AVAILABLE RECORDS ▸
— START —

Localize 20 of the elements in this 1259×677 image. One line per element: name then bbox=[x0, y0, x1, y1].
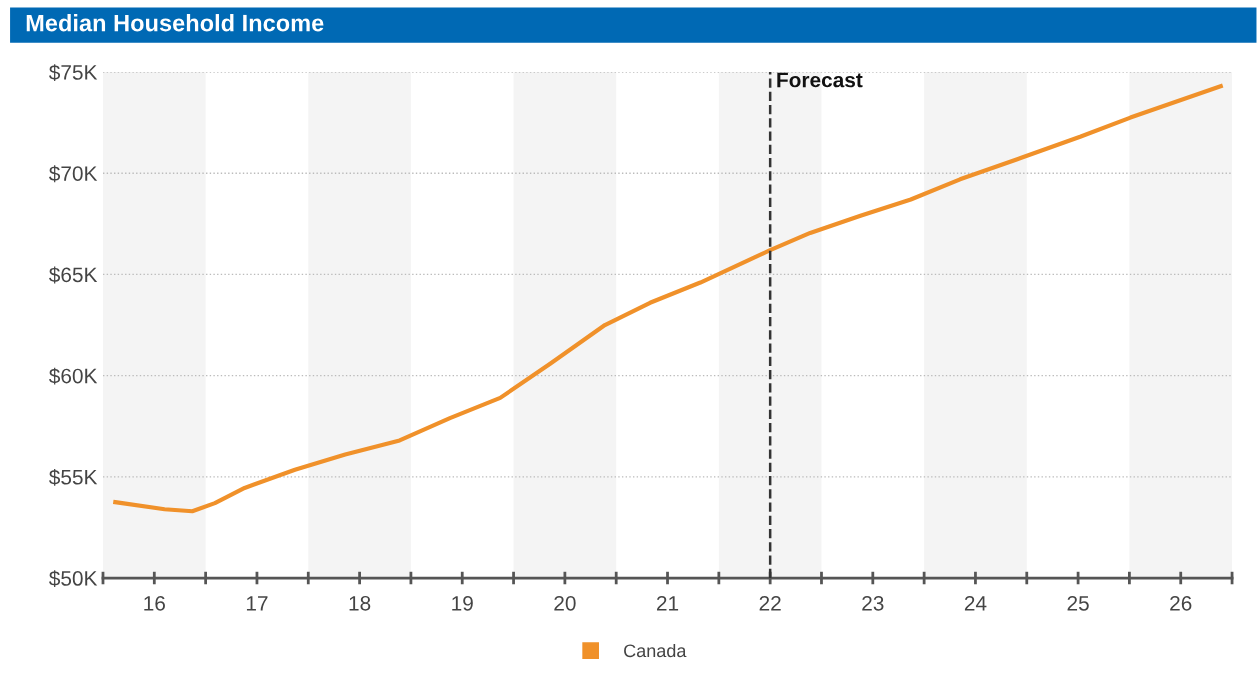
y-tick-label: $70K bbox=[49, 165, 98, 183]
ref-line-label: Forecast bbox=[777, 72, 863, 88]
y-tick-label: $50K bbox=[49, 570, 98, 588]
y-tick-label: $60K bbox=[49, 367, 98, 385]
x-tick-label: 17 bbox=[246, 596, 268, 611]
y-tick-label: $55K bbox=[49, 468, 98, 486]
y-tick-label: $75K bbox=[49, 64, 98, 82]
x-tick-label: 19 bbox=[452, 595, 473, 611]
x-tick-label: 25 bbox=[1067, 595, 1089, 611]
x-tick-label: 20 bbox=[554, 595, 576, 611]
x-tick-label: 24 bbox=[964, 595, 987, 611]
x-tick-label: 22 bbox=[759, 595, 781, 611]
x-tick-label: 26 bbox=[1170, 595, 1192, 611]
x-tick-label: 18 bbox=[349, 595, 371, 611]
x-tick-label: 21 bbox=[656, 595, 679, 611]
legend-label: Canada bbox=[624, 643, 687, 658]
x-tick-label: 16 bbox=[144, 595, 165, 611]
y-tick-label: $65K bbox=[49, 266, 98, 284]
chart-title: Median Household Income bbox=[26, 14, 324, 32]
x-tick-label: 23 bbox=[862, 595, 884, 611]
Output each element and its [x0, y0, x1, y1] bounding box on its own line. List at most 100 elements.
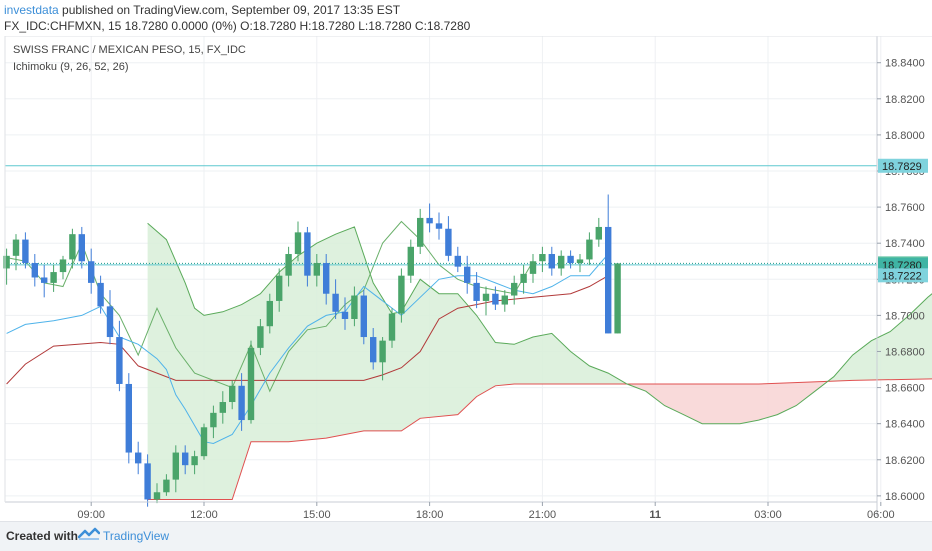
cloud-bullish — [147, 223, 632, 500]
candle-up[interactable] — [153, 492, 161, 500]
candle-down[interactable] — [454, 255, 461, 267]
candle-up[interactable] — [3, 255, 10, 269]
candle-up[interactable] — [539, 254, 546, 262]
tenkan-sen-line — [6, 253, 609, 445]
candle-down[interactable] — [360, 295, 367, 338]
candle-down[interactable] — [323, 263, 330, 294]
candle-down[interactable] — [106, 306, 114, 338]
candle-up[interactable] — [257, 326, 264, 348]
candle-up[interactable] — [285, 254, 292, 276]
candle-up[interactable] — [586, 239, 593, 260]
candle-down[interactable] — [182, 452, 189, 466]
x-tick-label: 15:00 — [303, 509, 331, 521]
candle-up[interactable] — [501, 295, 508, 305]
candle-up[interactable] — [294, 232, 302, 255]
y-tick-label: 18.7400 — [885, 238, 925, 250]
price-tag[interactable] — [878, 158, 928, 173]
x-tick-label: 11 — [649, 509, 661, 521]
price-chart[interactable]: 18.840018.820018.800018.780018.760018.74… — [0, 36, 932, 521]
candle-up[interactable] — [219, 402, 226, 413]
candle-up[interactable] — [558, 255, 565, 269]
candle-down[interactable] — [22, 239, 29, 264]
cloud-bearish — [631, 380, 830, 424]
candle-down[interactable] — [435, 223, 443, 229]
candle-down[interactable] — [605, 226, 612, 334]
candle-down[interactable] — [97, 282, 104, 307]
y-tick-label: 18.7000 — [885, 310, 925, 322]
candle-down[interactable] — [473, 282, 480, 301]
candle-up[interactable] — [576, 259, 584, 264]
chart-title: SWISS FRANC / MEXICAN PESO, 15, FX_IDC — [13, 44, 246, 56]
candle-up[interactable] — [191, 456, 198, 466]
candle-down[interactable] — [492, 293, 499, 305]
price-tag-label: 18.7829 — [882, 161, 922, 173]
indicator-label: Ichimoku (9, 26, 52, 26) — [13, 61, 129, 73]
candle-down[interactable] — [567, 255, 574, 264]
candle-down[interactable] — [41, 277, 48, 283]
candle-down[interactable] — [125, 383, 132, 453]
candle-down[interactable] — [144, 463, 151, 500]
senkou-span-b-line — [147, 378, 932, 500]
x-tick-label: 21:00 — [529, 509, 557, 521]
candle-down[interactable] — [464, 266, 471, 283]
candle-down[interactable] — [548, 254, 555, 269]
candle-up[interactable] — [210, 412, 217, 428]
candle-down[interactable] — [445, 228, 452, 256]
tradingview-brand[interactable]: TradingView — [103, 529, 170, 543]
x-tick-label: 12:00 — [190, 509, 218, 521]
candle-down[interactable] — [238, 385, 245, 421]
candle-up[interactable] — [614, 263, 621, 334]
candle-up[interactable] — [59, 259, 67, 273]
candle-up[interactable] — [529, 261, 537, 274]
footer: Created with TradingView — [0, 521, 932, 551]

— END —

REQUEST ▸
Render every line of the records above as a Markdown table with the columns Row and Line, numbering the rows in order and skipping blank lines. Leave the pictures out.

SOLUTION ▸
| Row | Line |
|---|---|
| 1 | Localize 20 of the elements in this 1259×677 image. One line per element: name then bbox=[x0, y0, x1, y1]. |
| 2 | y-tick-label: $70K bbox=[49, 165, 98, 183] |
| 3 | ref-line-label: Forecast bbox=[777, 72, 863, 88] |
| 4 | y-tick-label: $50K bbox=[49, 570, 98, 588] |
| 5 | y-tick-label: $60K bbox=[49, 367, 98, 385] |
| 6 | x-tick-label: 17 bbox=[246, 596, 268, 611] |
| 7 | y-tick-label: $55K bbox=[49, 468, 98, 486] |
| 8 | y-tick-label: $75K bbox=[49, 64, 98, 82] |
| 9 | x-tick-label: 19 bbox=[452, 595, 473, 611] |
| 10 | x-tick-label: 25 bbox=[1067, 595, 1089, 611] |
| 11 | x-tick-label: 20 bbox=[554, 595, 576, 611] |
| 12 | x-tick-label: 24 bbox=[964, 595, 987, 611] |
| 13 | x-tick-label: 22 bbox=[759, 595, 781, 611] |
| 14 | x-tick-label: 26 bbox=[1170, 595, 1192, 611] |
| 15 | x-tick-label: 18 bbox=[349, 595, 371, 611] |
| 16 | x-tick-label: 21 bbox=[656, 595, 679, 611] |
| 17 | legend-label: Canada bbox=[624, 643, 687, 658] |
| 18 | x-tick-label: 16 bbox=[144, 595, 165, 611] |
| 19 | y-tick-label: $65K bbox=[49, 266, 98, 284] |
| 20 | chart-title: Median Household Income bbox=[26, 14, 324, 32] |
| 21 | x-tick-label: 23 bbox=[862, 595, 884, 611] |
| 22 | Output each element and its [x0, y0, x1, y1] bounding box on its own line. List at most 100 elements. |
| 23 | cloud-bullish — [147, 223, 632, 500] |
| 24 | candle-up[interactable] — [153, 492, 161, 500] |
| 25 | candle-down[interactable] — [454, 255, 461, 267] |
| 26 | candle-up[interactable] — [3, 255, 10, 269] |
| 27 | candle-up[interactable] — [539, 254, 546, 262] |
| 28 | tenkan-sen-line — [6, 253, 609, 445] |
| 29 | candle-down[interactable] — [360, 295, 367, 338] |
| 30 | candle-down[interactable] — [323, 263, 330, 294] |
| 31 | candle-down[interactable] — [106, 306, 114, 338] |
| 32 | candle-up[interactable] — [257, 326, 264, 348] |
| 33 | candle-up[interactable] — [285, 254, 292, 276] |
| 34 | candle-up[interactable] — [586, 239, 593, 260] |
| 35 | candle-down[interactable] — [182, 452, 189, 466] |
| 36 | x-tick-label: 15:00 — [303, 509, 331, 521] |
| 37 | candle-up[interactable] — [501, 295, 508, 305] |
| 38 | candle-up[interactable] — [294, 232, 302, 255] |
| 39 | y-tick-label: 18.7400 — [885, 238, 925, 250] |
| 40 | price-tag[interactable] — [878, 158, 928, 173] |
| 41 | x-tick-label: 11 — [649, 509, 661, 521] |
| 42 | price-chart[interactable]: 18.840018.820018.800018.780018.760018.74… — [0, 36, 932, 521] |
| 43 | candle-up[interactable] — [219, 402, 226, 413] |
| 44 | candle-up[interactable] — [558, 255, 565, 269] |
| 45 | candle-down[interactable] — [22, 239, 29, 264] |
| 46 | cloud-bearish — [631, 380, 830, 424] |
| 47 | candle-down[interactable] — [435, 223, 443, 229] |
| 48 | candle-down[interactable] — [605, 226, 612, 334] |
| 49 | candle-down[interactable] — [97, 282, 104, 307] |
| 50 | y-tick-label: 18.7000 — [885, 310, 925, 322] |
| 51 | candle-down[interactable] — [473, 282, 480, 301] |
| 52 | candle-up[interactable] — [576, 259, 584, 264] |
| 53 | chart-title: SWISS FRANC / MEXICAN PESO, 15, FX_IDC — [13, 44, 246, 56] |
| 54 | candle-up[interactable] — [191, 456, 198, 466] |
| 55 | candle-down[interactable] — [492, 293, 499, 305] |
| 56 | price-tag-label: 18.7829 — [882, 161, 922, 173] |
| 57 | indicator-label: Ichimoku (9, 26, 52, 26) — [13, 61, 129, 73] |
| 58 | candle-down[interactable] — [567, 255, 574, 264] |
| 59 | candle-down[interactable] — [41, 277, 48, 283] |
| 60 | candle-down[interactable] — [125, 383, 132, 453] |
| 61 | candle-down[interactable] — [144, 463, 151, 500] |
| 62 | senkou-span-b-line — [147, 378, 932, 500] |
| 63 | x-tick-label: 21:00 — [529, 509, 557, 521] |
| 64 | candle-down[interactable] — [464, 266, 471, 283] |
| 65 | candle-down[interactable] — [548, 254, 555, 269] |
| 66 | candle-up[interactable] — [210, 412, 217, 428] |
| 67 | candle-down[interactable] — [445, 228, 452, 256] |
| 68 | tradingview-brand[interactable]: TradingView — [103, 529, 170, 543] |
| 69 | x-tick-label: 12:00 — [190, 509, 218, 521] |
| 70 | candle-down[interactable] — [238, 385, 245, 421] |
| 71 | candle-up[interactable] — [614, 263, 621, 334] |
| 72 | candle-up[interactable] — [59, 259, 67, 273] |
| 73 | candle-up[interactable] — [529, 261, 537, 274] |
| 74 | footer: Created with TradingView — [0, 521, 932, 551] |